[Document text records]
------------------------------------------------

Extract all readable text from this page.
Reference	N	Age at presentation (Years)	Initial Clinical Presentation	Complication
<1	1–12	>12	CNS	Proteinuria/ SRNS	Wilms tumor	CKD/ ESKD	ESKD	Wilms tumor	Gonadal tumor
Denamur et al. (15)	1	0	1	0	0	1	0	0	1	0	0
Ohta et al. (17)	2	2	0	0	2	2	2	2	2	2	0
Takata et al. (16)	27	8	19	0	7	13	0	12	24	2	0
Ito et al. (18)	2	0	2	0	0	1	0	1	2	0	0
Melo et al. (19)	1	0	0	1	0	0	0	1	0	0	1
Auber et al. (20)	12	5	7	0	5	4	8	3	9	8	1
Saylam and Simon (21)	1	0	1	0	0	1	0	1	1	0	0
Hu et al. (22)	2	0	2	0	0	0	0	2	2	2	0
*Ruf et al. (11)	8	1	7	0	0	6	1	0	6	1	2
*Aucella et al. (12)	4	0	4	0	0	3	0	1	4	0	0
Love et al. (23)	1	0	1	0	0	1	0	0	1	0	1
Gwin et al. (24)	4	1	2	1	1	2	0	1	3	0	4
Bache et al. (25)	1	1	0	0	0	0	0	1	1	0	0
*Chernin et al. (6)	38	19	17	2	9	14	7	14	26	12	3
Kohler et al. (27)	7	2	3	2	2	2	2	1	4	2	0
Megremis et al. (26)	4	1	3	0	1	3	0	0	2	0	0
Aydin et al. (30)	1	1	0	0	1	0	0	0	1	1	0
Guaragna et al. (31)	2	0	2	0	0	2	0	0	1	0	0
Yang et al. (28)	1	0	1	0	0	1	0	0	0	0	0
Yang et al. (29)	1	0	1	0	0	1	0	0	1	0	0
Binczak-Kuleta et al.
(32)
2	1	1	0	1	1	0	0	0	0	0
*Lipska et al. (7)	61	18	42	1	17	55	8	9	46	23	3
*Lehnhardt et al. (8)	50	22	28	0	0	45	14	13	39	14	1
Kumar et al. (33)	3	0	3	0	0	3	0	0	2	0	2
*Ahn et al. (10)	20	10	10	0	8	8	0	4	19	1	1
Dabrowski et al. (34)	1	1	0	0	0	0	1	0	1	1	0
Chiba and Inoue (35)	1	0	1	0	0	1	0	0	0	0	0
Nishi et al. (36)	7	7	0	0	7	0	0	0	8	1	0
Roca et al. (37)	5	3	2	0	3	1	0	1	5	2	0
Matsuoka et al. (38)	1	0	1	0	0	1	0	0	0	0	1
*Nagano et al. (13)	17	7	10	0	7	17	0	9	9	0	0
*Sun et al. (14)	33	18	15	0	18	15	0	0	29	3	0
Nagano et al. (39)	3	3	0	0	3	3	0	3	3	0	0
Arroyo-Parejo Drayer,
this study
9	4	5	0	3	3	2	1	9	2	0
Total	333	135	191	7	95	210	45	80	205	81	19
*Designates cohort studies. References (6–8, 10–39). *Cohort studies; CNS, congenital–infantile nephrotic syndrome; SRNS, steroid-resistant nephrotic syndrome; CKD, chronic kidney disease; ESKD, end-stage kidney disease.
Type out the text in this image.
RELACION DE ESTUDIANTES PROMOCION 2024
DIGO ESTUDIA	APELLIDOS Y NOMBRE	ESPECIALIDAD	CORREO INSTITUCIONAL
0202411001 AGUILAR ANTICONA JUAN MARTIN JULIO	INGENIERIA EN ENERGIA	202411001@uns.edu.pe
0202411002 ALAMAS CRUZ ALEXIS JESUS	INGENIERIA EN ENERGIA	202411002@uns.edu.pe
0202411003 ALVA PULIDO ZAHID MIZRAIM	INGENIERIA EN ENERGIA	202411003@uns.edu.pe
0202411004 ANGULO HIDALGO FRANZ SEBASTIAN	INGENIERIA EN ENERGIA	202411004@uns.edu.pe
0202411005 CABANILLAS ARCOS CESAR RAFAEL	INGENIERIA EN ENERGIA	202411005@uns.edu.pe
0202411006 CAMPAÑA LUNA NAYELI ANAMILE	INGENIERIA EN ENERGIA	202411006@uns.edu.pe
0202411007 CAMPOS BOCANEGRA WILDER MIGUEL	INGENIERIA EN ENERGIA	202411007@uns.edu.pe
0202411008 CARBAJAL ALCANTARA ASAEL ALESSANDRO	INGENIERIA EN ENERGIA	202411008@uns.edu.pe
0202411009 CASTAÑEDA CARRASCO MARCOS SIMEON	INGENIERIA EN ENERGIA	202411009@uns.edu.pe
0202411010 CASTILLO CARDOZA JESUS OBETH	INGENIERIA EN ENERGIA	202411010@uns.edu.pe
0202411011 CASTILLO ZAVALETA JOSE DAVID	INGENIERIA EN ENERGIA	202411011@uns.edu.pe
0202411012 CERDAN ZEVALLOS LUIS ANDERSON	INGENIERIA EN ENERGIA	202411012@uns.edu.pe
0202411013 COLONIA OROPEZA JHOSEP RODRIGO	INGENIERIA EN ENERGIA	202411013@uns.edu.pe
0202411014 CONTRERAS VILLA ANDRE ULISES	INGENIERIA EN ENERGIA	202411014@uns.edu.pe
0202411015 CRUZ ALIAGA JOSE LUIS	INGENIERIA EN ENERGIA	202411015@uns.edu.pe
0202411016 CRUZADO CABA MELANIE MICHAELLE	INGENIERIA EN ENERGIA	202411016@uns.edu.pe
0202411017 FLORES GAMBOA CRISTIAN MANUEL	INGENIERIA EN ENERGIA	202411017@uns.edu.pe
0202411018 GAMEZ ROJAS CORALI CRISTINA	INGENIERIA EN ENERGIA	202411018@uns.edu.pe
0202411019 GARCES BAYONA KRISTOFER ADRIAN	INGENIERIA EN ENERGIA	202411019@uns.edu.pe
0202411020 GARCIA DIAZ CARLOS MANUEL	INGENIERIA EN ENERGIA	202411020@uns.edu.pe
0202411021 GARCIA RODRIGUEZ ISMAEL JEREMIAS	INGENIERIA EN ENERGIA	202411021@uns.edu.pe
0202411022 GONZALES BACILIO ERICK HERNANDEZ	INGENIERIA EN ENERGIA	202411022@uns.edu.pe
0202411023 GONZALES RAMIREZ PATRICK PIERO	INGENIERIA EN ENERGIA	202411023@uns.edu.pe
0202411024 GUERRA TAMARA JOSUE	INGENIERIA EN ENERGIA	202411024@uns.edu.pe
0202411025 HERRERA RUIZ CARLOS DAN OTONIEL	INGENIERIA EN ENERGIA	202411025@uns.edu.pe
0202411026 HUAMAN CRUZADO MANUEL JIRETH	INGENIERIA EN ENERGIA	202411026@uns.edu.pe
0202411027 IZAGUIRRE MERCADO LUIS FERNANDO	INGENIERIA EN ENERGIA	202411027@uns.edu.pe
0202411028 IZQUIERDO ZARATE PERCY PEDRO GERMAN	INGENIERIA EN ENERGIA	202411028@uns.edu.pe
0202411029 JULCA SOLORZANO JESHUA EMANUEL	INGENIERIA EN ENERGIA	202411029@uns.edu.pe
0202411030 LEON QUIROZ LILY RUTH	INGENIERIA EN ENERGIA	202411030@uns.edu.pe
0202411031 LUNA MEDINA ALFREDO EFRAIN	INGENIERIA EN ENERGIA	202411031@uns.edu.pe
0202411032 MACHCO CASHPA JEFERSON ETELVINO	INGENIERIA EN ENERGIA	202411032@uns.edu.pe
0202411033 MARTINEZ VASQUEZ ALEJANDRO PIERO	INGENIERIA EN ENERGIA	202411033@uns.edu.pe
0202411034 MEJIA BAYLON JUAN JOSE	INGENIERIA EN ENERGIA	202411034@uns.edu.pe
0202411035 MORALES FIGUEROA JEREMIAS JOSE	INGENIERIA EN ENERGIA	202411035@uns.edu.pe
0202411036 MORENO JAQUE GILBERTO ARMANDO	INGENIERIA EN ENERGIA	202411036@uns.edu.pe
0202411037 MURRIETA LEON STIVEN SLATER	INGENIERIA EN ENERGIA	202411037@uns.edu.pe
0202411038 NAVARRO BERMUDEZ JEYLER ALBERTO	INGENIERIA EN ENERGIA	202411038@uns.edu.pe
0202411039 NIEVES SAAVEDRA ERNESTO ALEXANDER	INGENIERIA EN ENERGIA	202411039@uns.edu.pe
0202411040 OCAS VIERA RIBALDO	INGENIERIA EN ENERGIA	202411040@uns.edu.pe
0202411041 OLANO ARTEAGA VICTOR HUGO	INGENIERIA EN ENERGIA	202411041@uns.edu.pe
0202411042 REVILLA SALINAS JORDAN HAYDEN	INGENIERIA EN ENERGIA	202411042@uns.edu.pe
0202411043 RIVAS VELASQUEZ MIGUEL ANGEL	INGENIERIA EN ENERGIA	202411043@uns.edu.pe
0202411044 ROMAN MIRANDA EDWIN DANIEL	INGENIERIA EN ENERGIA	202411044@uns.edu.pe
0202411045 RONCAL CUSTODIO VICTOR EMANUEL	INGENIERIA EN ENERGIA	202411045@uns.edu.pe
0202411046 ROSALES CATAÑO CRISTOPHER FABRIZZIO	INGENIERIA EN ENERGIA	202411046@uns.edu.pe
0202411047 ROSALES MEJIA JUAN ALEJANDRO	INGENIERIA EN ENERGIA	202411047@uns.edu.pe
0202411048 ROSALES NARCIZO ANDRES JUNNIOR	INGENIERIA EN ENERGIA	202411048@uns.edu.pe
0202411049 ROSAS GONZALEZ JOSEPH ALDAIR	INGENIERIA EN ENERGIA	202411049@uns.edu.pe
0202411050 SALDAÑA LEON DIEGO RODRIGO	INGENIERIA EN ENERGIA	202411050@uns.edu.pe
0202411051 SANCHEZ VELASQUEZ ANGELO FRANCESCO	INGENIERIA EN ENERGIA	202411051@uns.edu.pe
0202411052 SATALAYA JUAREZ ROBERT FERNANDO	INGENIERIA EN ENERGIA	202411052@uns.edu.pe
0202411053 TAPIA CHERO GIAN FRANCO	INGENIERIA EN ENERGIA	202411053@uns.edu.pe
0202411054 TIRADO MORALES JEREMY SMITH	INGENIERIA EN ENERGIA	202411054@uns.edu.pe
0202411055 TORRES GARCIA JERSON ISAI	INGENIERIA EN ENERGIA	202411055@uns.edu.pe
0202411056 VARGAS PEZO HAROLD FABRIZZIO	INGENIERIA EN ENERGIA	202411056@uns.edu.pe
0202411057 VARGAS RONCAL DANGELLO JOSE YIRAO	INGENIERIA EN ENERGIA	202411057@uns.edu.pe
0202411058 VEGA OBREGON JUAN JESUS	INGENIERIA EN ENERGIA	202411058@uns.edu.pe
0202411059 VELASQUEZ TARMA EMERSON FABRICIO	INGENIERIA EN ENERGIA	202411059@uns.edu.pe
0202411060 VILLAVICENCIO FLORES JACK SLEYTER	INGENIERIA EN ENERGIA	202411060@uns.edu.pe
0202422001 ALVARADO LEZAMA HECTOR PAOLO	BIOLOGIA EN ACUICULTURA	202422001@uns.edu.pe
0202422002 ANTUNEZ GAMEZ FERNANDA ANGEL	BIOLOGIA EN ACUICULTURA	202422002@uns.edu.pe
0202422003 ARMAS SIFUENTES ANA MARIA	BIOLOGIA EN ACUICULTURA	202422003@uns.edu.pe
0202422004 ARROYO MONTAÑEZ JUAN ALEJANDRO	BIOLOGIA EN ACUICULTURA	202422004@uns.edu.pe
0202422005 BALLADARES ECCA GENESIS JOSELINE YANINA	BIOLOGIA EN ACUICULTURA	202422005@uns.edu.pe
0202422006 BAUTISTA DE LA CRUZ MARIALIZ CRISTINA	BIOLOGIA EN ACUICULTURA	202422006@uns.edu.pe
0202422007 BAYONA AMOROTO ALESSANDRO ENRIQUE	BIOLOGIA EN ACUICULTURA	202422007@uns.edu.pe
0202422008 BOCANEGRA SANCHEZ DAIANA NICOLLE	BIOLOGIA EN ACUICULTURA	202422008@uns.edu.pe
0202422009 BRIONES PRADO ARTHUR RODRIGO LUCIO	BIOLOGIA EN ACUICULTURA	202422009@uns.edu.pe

------------------------------------------------

Work required:
Each line of the data that contains "SANCHEZ" should be counted; please give only the number.

Solution to this task:
2